» **AIM**: Exactly as written, quote every line that follows, skipping the images.

» **Items listed in a dataset**:
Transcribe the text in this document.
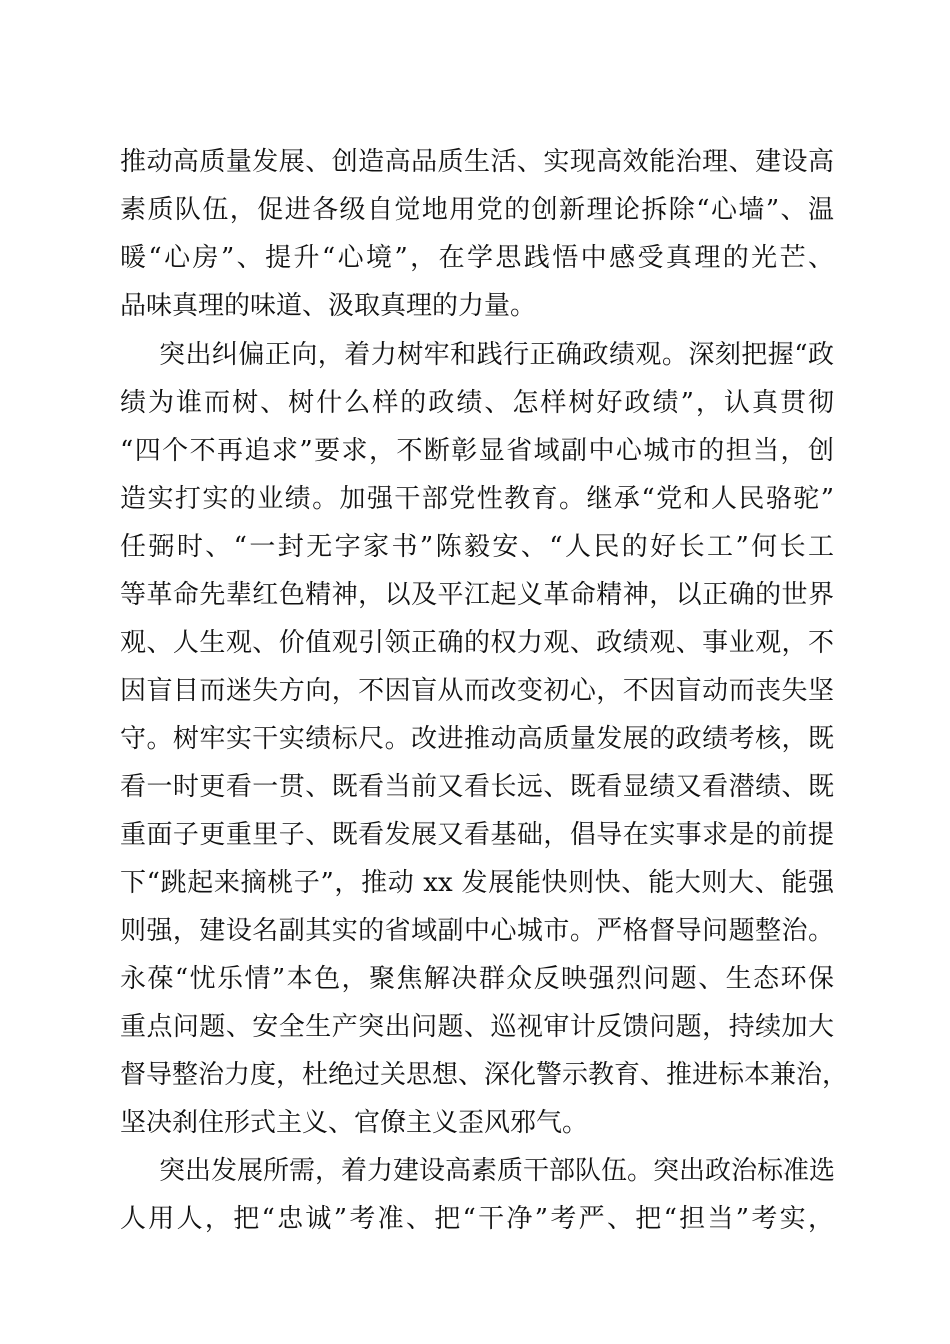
推动高质量发展、创造高品质生活、实现高效能治理、建设高
素质队伍，促进各级自觉地用党的创新理论拆除“心墙”、温
暖“心房”、提升“心境”，在学思践悟中感受真理的光芒、
品味真理的味道、汲取真理的力量。
突出纠偏正向，着力树牢和践行正确政绩观。深刻把握“政
绩为谁而树、树什么样的政绩、怎样树好政绩”，认真贯彻
“四个不再追求”要求，不断彰显省域副中心城市的担当，创
造实打实的业绩。加强干部党性教育。继承“党和人民骆驼”
任弼时、“一封无字家书”陈毅安、“人民的好长工”何长工
等革命先辈红色精神，以及平江起义革命精神，以正确的世界
观、人生观、价值观引领正确的权力观、政绩观、事业观，不
因盲目而迷失方向，不因盲从而改变初心，不因盲动而丧失坚
守。树牢实干实绩标尺。改进推动高质量发展的政绩考核，既
看一时更看一贯、既看当前又看长远、既看显绩又看潜绩、既
重面子更重里子、既看发展又看基础，倡导在实事求是的前提
下“跳起来摘桃子”，推动 xx 发展能快则快、能大则大、能强
则强，建设名副其实的省域副中心城市。严格督导问题整治。
永葆“忧乐情”本色，聚焦解决群众反映强烈问题、生态环保
重点问题、安全生产突出问题、巡视审计反馈问题，持续加大
督导整治力度，杜绝过关思想、深化警示教育、推进标本兼治，
坚决刹住形式主义、官僚主义歪风邪气。
突出发展所需，着力建设高素质干部队伍。突出政治标准选
人用人，把“忠诚”考准、把“干净”考严、把“担当”考实，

» **RESPONSE BELOW**:
Transcribe the text in this document.
推动高质量发展、创造高品质生活、实现高效能治理、建设高
素质队伍，促进各级自觉地用党的创新理论拆除“心墙”、温
暖“心房”、提升“心境”，在学思践悟中感受真理的光芒、
品味真理的味道、汲取真理的力量。
突出纠偏正向，着力树牢和践行正确政绩观。深刻把握“政
绩为谁而树、树什么样的政绩、怎样树好政绩”，认真贯彻
“四个不再追求”要求，不断彰显省域副中心城市的担当，创
造实打实的业绩。加强干部党性教育。继承“党和人民骆驼”
任弼时、“一封无字家书”陈毅安、“人民的好长工”何长工
等革命先辈红色精神，以及平江起义革命精神，以正确的世界
观、人生观、价值观引领正确的权力观、政绩观、事业观，不
因盲目而迷失方向，不因盲从而改变初心，不因盲动而丧失坚
守。树牢实干实绩标尺。改进推动高质量发展的政绩考核，既
看一时更看一贯、既看当前又看长远、既看显绩又看潜绩、既
重面子更重里子、既看发展又看基础，倡导在实事求是的前提
下“跳起来摘桃子”，推动 xx 发展能快则快、能大则大、能强
则强，建设名副其实的省域副中心城市。严格督导问题整治。
永葆“忧乐情”本色，聚焦解决群众反映强烈问题、生态环保
重点问题、安全生产突出问题、巡视审计反馈问题，持续加大
督导整治力度，杜绝过关思想、深化警示教育、推进标本兼治，
坚决刹住形式主义、官僚主义歪风邪气。
突出发展所需，着力建设高素质干部队伍。突出政治标准选
人用人，把“忠诚”考准、把“干净”考严、把“担当”考实，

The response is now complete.